[Figure content listings]
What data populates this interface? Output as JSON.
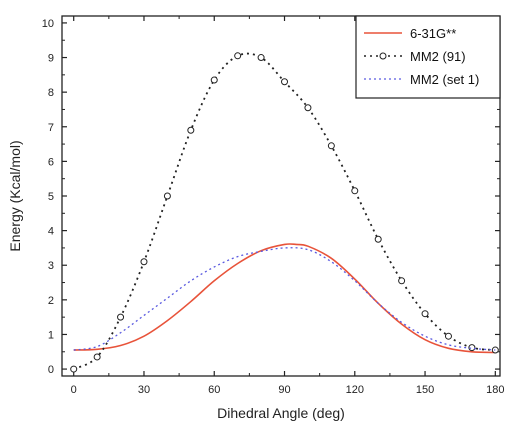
{
  "chart_data": {
    "type": "line",
    "xlabel": "Dihedral Angle (deg)",
    "ylabel": "Energy (Kcal/mol)",
    "xlim": [
      -5,
      182
    ],
    "ylim": [
      -0.2,
      10.2
    ],
    "xticks": [
      0,
      30,
      60,
      90,
      120,
      150,
      180
    ],
    "yticks": [
      0,
      1,
      2,
      3,
      4,
      5,
      6,
      7,
      8,
      9,
      10
    ],
    "grid": false,
    "legend_position": "top-right",
    "series": [
      {
        "name": "6-31G**",
        "color": "#e8533a",
        "style": "solid",
        "x": [
          0,
          10,
          20,
          30,
          40,
          50,
          60,
          70,
          80,
          90,
          95,
          100,
          110,
          120,
          130,
          140,
          150,
          160,
          170,
          180
        ],
        "y": [
          0.55,
          0.57,
          0.68,
          0.95,
          1.4,
          1.95,
          2.55,
          3.05,
          3.42,
          3.6,
          3.6,
          3.55,
          3.2,
          2.6,
          1.9,
          1.3,
          0.85,
          0.6,
          0.5,
          0.48
        ]
      },
      {
        "name": "MM2 (91)",
        "color": "#222222",
        "style": "dotted-circle",
        "x": [
          0,
          10,
          20,
          30,
          40,
          50,
          60,
          70,
          80,
          90,
          100,
          110,
          120,
          130,
          140,
          150,
          160,
          170,
          180
        ],
        "y": [
          0.0,
          0.35,
          1.5,
          3.1,
          5.0,
          6.9,
          8.35,
          9.05,
          9.0,
          8.3,
          7.55,
          6.45,
          5.15,
          3.75,
          2.55,
          1.6,
          0.95,
          0.62,
          0.55
        ]
      },
      {
        "name": "MM2 (set 1)",
        "color": "#5a5ae0",
        "style": "dashed",
        "x": [
          0,
          10,
          20,
          30,
          40,
          50,
          60,
          70,
          80,
          90,
          100,
          110,
          120,
          130,
          140,
          150,
          160,
          170,
          180
        ],
        "y": [
          0.55,
          0.65,
          1.05,
          1.55,
          2.05,
          2.55,
          2.95,
          3.25,
          3.4,
          3.5,
          3.45,
          3.1,
          2.55,
          1.9,
          1.35,
          0.95,
          0.7,
          0.6,
          0.55
        ]
      }
    ]
  }
}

Written request: Reproduce the entries exactly. Do not carry over any picture.

Exercise answer:
What data populates this interface? Output as JSON.
{
  "chart_data": {
    "type": "line",
    "xlabel": "Dihedral Angle (deg)",
    "ylabel": "Energy (Kcal/mol)",
    "xlim": [
      -5,
      182
    ],
    "ylim": [
      -0.2,
      10.2
    ],
    "xticks": [
      0,
      30,
      60,
      90,
      120,
      150,
      180
    ],
    "yticks": [
      0,
      1,
      2,
      3,
      4,
      5,
      6,
      7,
      8,
      9,
      10
    ],
    "grid": false,
    "legend_position": "top-right",
    "series": [
      {
        "name": "6-31G**",
        "color": "#e8533a",
        "style": "solid",
        "x": [
          0,
          10,
          20,
          30,
          40,
          50,
          60,
          70,
          80,
          90,
          95,
          100,
          110,
          120,
          130,
          140,
          150,
          160,
          170,
          180
        ],
        "y": [
          0.55,
          0.57,
          0.68,
          0.95,
          1.4,
          1.95,
          2.55,
          3.05,
          3.42,
          3.6,
          3.6,
          3.55,
          3.2,
          2.6,
          1.9,
          1.3,
          0.85,
          0.6,
          0.5,
          0.48
        ]
      },
      {
        "name": "MM2 (91)",
        "color": "#222222",
        "style": "dotted-circle",
        "x": [
          0,
          10,
          20,
          30,
          40,
          50,
          60,
          70,
          80,
          90,
          100,
          110,
          120,
          130,
          140,
          150,
          160,
          170,
          180
        ],
        "y": [
          0.0,
          0.35,
          1.5,
          3.1,
          5.0,
          6.9,
          8.35,
          9.05,
          9.0,
          8.3,
          7.55,
          6.45,
          5.15,
          3.75,
          2.55,
          1.6,
          0.95,
          0.62,
          0.55
        ]
      },
      {
        "name": "MM2 (set 1)",
        "color": "#5a5ae0",
        "style": "dashed",
        "x": [
          0,
          10,
          20,
          30,
          40,
          50,
          60,
          70,
          80,
          90,
          100,
          110,
          120,
          130,
          140,
          150,
          160,
          170,
          180
        ],
        "y": [
          0.55,
          0.65,
          1.05,
          1.55,
          2.05,
          2.55,
          2.95,
          3.25,
          3.4,
          3.5,
          3.45,
          3.1,
          2.55,
          1.9,
          1.35,
          0.95,
          0.7,
          0.6,
          0.55
        ]
      }
    ]
  }
}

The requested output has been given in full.